[Spatial layout data]
————

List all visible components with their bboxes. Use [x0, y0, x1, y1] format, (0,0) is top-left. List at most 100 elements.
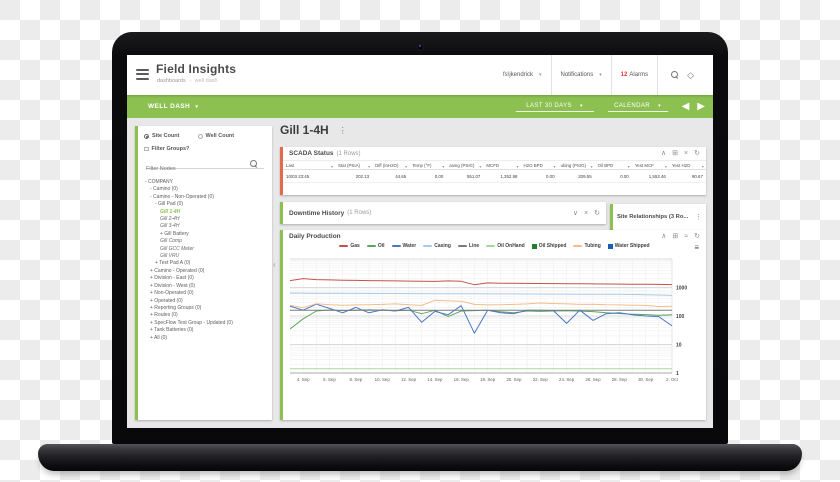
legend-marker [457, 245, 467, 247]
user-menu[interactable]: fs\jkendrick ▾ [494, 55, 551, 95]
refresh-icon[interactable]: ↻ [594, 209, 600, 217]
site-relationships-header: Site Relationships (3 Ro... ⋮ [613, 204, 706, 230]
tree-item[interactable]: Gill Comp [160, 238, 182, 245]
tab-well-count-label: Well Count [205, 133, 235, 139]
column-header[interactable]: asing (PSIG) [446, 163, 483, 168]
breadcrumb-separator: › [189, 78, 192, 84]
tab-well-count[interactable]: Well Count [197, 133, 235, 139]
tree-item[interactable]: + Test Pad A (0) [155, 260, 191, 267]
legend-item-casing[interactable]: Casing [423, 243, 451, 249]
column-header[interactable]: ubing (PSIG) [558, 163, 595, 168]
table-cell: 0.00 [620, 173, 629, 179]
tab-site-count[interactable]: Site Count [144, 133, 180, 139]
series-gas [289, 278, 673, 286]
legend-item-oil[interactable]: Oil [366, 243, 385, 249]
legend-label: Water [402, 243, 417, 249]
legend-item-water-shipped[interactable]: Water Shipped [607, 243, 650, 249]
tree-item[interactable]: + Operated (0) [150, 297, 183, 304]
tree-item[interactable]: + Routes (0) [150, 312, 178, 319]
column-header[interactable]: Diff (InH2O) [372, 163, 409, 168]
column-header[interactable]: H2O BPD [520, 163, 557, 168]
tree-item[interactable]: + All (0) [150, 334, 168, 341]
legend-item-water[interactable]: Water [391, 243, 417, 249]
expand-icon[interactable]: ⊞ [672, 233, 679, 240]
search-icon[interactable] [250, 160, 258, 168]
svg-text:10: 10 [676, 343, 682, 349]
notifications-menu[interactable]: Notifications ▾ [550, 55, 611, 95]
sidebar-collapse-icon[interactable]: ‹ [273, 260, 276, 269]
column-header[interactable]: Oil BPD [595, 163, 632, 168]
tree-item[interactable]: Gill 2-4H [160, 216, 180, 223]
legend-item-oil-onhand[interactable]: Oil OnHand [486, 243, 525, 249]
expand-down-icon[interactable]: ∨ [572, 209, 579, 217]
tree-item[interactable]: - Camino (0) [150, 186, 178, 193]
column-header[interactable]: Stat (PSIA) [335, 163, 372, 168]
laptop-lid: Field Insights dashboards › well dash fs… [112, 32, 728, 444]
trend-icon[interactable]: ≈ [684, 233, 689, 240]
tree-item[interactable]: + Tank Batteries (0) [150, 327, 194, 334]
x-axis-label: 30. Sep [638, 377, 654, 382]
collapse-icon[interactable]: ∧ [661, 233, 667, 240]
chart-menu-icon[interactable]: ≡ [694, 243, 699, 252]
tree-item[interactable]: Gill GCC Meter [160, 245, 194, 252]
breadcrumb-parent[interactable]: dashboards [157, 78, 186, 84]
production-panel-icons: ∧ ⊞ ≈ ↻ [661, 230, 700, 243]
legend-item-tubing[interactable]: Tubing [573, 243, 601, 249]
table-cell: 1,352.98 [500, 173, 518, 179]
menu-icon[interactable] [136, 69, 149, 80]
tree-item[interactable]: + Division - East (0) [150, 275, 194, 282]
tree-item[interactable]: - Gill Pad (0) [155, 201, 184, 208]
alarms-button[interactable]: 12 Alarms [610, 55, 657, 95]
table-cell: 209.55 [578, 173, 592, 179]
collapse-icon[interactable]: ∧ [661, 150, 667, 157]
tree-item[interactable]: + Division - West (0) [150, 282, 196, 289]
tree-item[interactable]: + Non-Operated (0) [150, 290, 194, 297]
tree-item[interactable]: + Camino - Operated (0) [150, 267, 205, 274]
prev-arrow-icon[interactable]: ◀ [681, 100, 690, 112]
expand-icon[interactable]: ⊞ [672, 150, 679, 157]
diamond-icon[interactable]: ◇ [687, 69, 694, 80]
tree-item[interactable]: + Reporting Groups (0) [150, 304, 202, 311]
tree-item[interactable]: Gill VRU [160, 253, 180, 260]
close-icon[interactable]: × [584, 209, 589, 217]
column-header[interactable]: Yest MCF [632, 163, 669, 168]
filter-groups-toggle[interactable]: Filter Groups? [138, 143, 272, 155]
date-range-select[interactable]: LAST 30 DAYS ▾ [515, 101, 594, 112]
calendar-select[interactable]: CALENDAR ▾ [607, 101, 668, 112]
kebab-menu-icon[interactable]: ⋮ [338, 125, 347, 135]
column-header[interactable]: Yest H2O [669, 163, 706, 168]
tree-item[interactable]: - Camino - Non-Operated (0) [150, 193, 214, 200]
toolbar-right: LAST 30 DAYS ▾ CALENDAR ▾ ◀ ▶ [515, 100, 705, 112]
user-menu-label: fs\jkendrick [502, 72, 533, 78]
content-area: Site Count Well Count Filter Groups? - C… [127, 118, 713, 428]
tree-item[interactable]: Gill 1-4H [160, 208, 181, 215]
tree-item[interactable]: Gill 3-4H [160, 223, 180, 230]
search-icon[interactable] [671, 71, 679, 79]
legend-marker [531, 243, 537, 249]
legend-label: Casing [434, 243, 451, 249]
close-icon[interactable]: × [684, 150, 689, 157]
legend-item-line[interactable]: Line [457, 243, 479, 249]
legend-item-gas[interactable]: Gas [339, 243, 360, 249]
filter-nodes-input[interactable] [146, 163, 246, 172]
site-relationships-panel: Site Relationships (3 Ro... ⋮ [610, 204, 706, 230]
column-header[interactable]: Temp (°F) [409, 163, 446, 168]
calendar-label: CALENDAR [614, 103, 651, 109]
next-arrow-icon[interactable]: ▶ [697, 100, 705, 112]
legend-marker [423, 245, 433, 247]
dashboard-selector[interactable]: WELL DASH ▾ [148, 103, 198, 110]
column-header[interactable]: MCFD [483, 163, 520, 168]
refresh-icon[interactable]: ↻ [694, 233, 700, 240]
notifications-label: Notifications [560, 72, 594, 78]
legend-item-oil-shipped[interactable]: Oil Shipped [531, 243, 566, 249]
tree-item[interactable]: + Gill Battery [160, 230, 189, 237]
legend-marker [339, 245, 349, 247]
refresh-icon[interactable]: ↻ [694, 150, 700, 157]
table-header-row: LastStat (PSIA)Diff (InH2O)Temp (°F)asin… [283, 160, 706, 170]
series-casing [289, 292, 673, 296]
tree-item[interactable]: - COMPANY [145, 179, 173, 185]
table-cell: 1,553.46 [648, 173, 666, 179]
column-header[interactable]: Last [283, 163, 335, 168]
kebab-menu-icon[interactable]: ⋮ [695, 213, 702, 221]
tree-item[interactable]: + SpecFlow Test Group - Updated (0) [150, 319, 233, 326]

————

Report every row above that contains the string "Count", matching its capitalization exactly.

tab-well-count-label: Well Count [205, 133, 235, 139]
tab-well-count[interactable]: Well Count [197, 133, 235, 139]
tab-site-count[interactable]: Site Count [144, 133, 180, 139]
content-area: Site Count Well Count Filter Groups? - C… [127, 118, 713, 428]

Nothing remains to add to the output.